(WHAT YOU HAVE TO DO) Print every line of the listing exactly, please.

(Entries taken from a collection)

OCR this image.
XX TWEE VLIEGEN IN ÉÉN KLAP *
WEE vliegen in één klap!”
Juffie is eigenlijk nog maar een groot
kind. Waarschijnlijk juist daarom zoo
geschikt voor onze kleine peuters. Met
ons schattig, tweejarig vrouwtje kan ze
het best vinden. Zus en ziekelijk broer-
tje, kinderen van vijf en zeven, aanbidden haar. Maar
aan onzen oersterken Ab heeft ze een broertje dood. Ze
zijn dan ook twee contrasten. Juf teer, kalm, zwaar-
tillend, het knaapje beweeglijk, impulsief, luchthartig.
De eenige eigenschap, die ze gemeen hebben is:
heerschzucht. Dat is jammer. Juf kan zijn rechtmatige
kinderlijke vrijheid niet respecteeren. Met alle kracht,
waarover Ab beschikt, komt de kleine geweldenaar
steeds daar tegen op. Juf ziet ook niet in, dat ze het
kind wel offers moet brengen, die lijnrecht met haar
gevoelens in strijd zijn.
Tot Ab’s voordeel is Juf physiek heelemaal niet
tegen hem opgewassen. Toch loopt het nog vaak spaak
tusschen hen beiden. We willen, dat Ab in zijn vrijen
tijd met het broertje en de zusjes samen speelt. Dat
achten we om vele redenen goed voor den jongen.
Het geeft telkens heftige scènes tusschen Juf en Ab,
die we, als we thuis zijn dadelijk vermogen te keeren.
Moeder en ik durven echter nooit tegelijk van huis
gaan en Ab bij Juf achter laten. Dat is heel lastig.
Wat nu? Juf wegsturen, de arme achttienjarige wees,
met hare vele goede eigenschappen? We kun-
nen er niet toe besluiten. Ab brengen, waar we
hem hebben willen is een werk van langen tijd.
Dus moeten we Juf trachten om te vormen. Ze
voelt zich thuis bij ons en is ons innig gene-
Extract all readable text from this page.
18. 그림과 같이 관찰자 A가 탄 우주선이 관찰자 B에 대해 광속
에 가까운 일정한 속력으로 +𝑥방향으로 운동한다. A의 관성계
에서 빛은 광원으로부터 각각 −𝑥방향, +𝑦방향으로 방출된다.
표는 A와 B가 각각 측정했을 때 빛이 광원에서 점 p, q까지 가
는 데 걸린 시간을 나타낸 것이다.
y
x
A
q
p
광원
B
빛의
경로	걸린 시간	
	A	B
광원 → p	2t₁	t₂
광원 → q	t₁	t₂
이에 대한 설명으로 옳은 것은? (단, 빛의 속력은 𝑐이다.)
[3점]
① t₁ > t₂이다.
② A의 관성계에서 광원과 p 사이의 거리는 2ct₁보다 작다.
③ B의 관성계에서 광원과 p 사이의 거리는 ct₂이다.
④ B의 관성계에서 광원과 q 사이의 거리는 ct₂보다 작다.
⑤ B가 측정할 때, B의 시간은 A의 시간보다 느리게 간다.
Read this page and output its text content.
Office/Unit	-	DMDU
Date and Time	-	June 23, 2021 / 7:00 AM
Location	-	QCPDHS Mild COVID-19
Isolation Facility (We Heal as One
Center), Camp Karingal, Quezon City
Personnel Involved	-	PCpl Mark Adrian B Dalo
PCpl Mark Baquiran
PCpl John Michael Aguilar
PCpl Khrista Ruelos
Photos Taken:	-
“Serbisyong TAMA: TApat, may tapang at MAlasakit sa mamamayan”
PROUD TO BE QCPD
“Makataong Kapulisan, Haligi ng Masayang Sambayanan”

(RESULT OF THE TASK)
OCR this image.
XX TWEE VLIEGEN IN ÉÉN KLAP *
WEE vliegen in één klap!”
Juffie is eigenlijk nog maar een groot
kind. Waarschijnlijk juist daarom zoo
geschikt voor onze kleine peuters. Met
ons schattig, tweejarig vrouwtje kan ze
het best vinden. Zus en ziekelijk broer-
tje, kinderen van vijf en zeven, aanbidden haar. Maar
aan onzen oersterken Ab heeft ze een broertje dood. Ze
zijn dan ook twee contrasten. Juf teer, kalm, zwaar-
tillend, het knaapje beweeglijk, impulsief, luchthartig.
De eenige eigenschap, die ze gemeen hebben is:
heerschzucht. Dat is jammer. Juf kan zijn rechtmatige
kinderlijke vrijheid niet respecteeren. Met alle kracht,
waarover Ab beschikt, komt de kleine geweldenaar
steeds daar tegen op. Juf ziet ook niet in, dat ze het
kind wel offers moet brengen, die lijnrecht met haar
gevoelens in strijd zijn.
Tot Ab’s voordeel is Juf physiek heelemaal niet
tegen hem opgewassen. Toch loopt het nog vaak spaak
tusschen hen beiden. We willen, dat Ab in zijn vrijen
tijd met het broertje en de zusjes samen speelt. Dat
achten we om vele redenen goed voor den jongen.
Het geeft telkens heftige scènes tusschen Juf en Ab,
die we, als we thuis zijn dadelijk vermogen te keeren.
Moeder en ik durven echter nooit tegelijk van huis
gaan en Ab bij Juf achter laten. Dat is heel lastig.
Wat nu? Juf wegsturen, de arme achttienjarige wees,
met hare vele goede eigenschappen? We kun-
nen er niet toe besluiten. Ab brengen, waar we
hem hebben willen is een werk van langen tijd.
Dus moeten we Juf trachten om te vormen. Ze
voelt zich thuis bij ons en is ons innig gene-
Extract all readable text from this page.
18. 그림과 같이 관찰자 A가 탄 우주선이 관찰자 B에 대해 광속
에 가까운 일정한 속력으로 +𝑥방향으로 운동한다. A의 관성계
에서 빛은 광원으로부터 각각 −𝑥방향, +𝑦방향으로 방출된다.
표는 A와 B가 각각 측정했을 때 빛이 광원에서 점 p, q까지 가
는 데 걸린 시간을 나타낸 것이다.
y
x
A
q
p
광원
B
빛의
경로	걸린 시간	
	A	B
광원 → p	2t₁	t₂
광원 → q	t₁	t₂
이에 대한 설명으로 옳은 것은? (단, 빛의 속력은 𝑐이다.)
[3점]
① t₁ > t₂이다.
② A의 관성계에서 광원과 p 사이의 거리는 2ct₁보다 작다.
③ B의 관성계에서 광원과 p 사이의 거리는 ct₂이다.
④ B의 관성계에서 광원과 q 사이의 거리는 ct₂보다 작다.
⑤ B가 측정할 때, B의 시간은 A의 시간보다 느리게 간다.
Read this page and output its text content.
Office/Unit	-	DMDU
Date and Time	-	June 23, 2021 / 7:00 AM
Location	-	QCPDHS Mild COVID-19
Isolation Facility (We Heal as One
Center), Camp Karingal, Quezon City
Personnel Involved	-	PCpl Mark Adrian B Dalo
PCpl Mark Baquiran
PCpl John Michael Aguilar
PCpl Khrista Ruelos
Photos Taken:	-
“Serbisyong TAMA: TApat, may tapang at MAlasakit sa mamamayan”
PROUD TO BE QCPD
“Makataong Kapulisan, Haligi ng Masayang Sambayanan”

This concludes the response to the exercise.